**Short exercise**
Identify the lines containing the word "出来上がり寸法". Copy each one.

**Records to process**
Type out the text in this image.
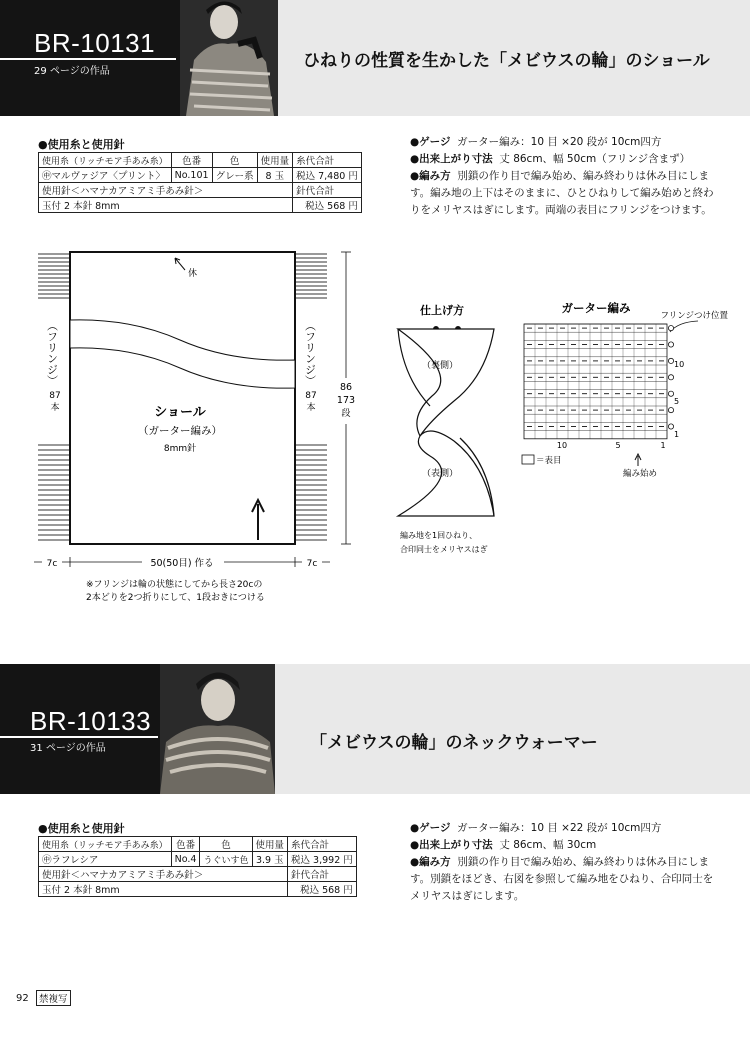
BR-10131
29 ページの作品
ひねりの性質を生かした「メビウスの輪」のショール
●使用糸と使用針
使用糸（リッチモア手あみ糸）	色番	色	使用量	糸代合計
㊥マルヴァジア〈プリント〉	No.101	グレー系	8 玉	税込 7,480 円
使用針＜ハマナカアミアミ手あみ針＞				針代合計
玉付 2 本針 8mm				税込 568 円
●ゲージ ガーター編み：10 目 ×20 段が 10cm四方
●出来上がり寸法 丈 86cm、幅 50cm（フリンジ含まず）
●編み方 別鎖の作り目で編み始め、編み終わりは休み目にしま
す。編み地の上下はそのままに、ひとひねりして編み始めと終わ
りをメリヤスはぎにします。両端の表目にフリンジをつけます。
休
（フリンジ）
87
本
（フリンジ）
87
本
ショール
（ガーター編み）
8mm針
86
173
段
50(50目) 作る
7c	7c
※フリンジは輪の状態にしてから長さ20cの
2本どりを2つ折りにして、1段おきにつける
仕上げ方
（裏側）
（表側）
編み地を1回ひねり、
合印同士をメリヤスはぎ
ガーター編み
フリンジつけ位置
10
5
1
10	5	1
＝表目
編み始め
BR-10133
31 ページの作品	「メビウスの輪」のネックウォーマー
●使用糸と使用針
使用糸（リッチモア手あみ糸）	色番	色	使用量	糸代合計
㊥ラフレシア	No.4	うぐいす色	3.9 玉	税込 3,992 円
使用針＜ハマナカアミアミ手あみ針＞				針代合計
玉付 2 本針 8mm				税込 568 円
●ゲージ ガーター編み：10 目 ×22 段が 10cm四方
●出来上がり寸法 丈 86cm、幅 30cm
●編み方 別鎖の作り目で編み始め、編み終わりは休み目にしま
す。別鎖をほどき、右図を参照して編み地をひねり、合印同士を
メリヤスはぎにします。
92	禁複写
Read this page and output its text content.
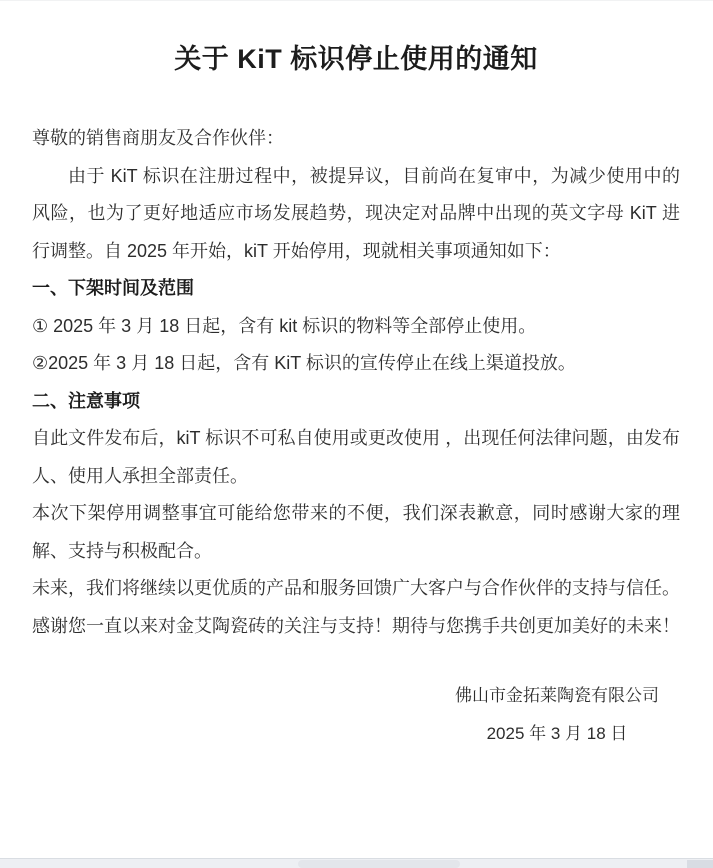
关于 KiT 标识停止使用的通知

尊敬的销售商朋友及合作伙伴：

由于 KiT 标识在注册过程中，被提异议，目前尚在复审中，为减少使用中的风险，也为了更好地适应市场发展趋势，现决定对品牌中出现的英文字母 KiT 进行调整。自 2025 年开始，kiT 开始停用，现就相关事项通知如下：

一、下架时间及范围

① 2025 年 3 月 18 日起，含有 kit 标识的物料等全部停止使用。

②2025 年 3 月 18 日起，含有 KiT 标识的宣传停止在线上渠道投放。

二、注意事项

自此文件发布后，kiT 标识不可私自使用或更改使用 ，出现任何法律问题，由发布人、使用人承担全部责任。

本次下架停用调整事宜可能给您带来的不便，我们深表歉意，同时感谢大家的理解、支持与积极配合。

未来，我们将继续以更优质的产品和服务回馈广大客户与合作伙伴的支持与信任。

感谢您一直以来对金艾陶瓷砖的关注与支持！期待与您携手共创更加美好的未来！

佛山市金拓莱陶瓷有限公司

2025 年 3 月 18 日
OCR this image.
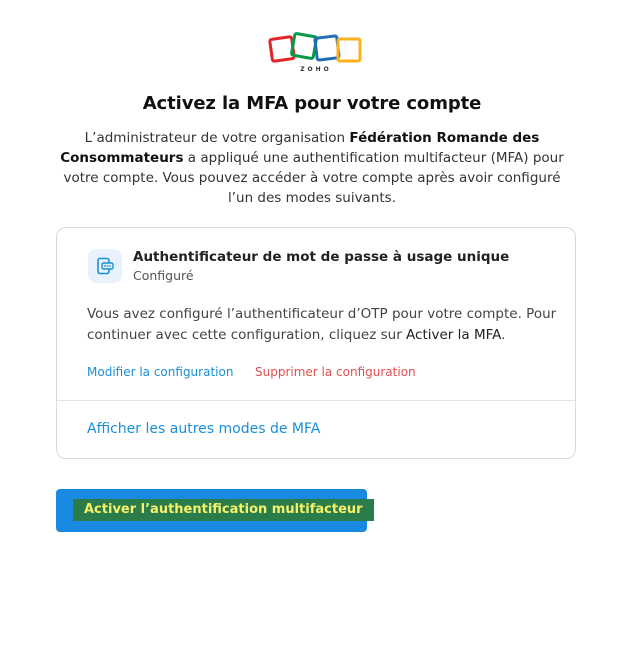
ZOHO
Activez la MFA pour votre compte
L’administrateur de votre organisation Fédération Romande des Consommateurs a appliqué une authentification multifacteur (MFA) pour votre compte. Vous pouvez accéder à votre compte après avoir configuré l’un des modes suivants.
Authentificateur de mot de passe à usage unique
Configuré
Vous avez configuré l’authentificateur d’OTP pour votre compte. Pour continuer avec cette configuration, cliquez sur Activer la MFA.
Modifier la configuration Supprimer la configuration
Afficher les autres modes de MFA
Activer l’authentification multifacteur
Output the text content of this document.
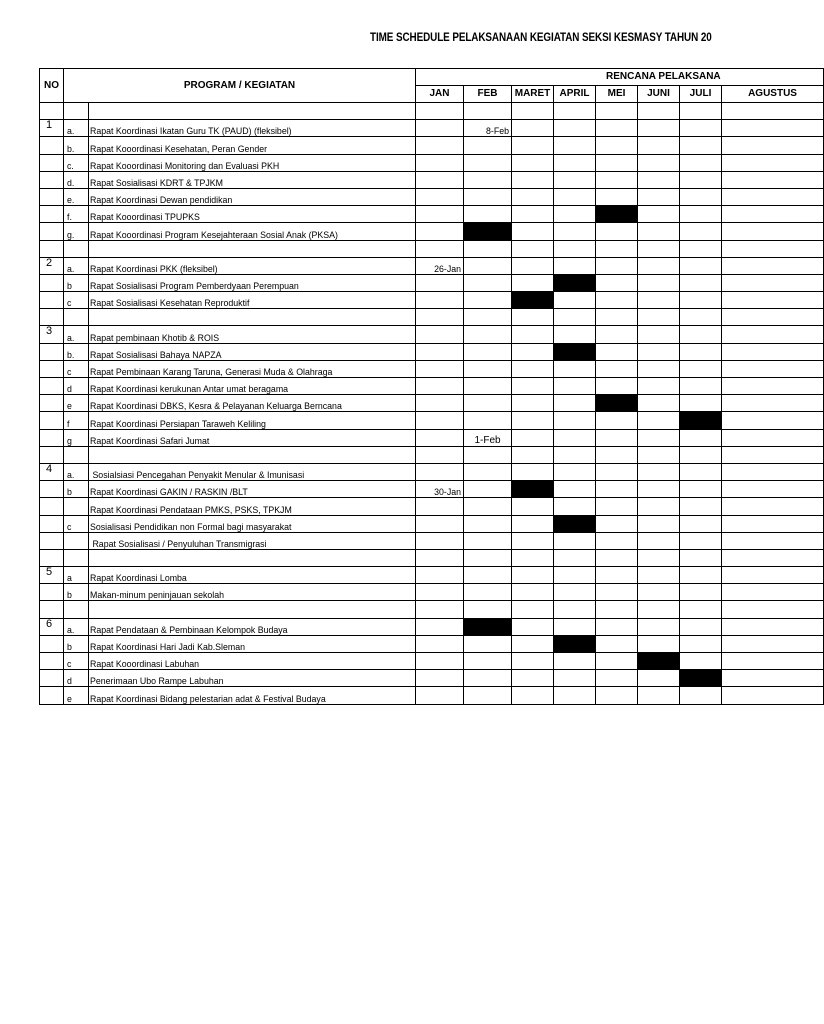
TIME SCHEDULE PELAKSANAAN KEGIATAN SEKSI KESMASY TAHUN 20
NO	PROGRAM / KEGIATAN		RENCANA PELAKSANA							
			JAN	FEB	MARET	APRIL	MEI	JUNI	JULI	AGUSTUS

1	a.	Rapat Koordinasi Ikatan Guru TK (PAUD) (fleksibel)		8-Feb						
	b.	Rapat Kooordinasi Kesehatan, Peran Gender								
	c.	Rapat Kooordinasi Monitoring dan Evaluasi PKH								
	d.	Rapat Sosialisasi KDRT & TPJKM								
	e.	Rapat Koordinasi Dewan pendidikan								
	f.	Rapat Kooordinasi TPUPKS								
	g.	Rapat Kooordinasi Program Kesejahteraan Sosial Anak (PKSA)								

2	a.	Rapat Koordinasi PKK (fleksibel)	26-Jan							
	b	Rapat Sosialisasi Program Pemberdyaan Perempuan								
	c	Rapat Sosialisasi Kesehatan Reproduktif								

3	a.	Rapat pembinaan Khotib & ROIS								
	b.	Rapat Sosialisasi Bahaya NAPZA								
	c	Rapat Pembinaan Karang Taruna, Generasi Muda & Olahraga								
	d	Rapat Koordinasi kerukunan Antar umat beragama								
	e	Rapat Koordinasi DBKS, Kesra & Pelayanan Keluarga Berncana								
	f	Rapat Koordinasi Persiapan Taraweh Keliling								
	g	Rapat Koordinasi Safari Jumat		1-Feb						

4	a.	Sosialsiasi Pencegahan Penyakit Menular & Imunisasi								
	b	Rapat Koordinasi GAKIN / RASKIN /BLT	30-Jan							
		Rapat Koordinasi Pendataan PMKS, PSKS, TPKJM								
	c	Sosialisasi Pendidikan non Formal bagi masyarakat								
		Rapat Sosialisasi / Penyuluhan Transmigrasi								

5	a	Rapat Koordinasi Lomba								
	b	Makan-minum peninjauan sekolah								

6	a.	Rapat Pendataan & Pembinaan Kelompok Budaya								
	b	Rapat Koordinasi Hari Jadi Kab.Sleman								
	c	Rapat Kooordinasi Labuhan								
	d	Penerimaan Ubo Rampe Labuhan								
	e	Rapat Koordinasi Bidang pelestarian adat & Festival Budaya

**Reply**
●出来上がり寸法 丈 86cm、幅 50cm（フリンジ含まず）
●出来上がり寸法 丈 86cm、幅 30cm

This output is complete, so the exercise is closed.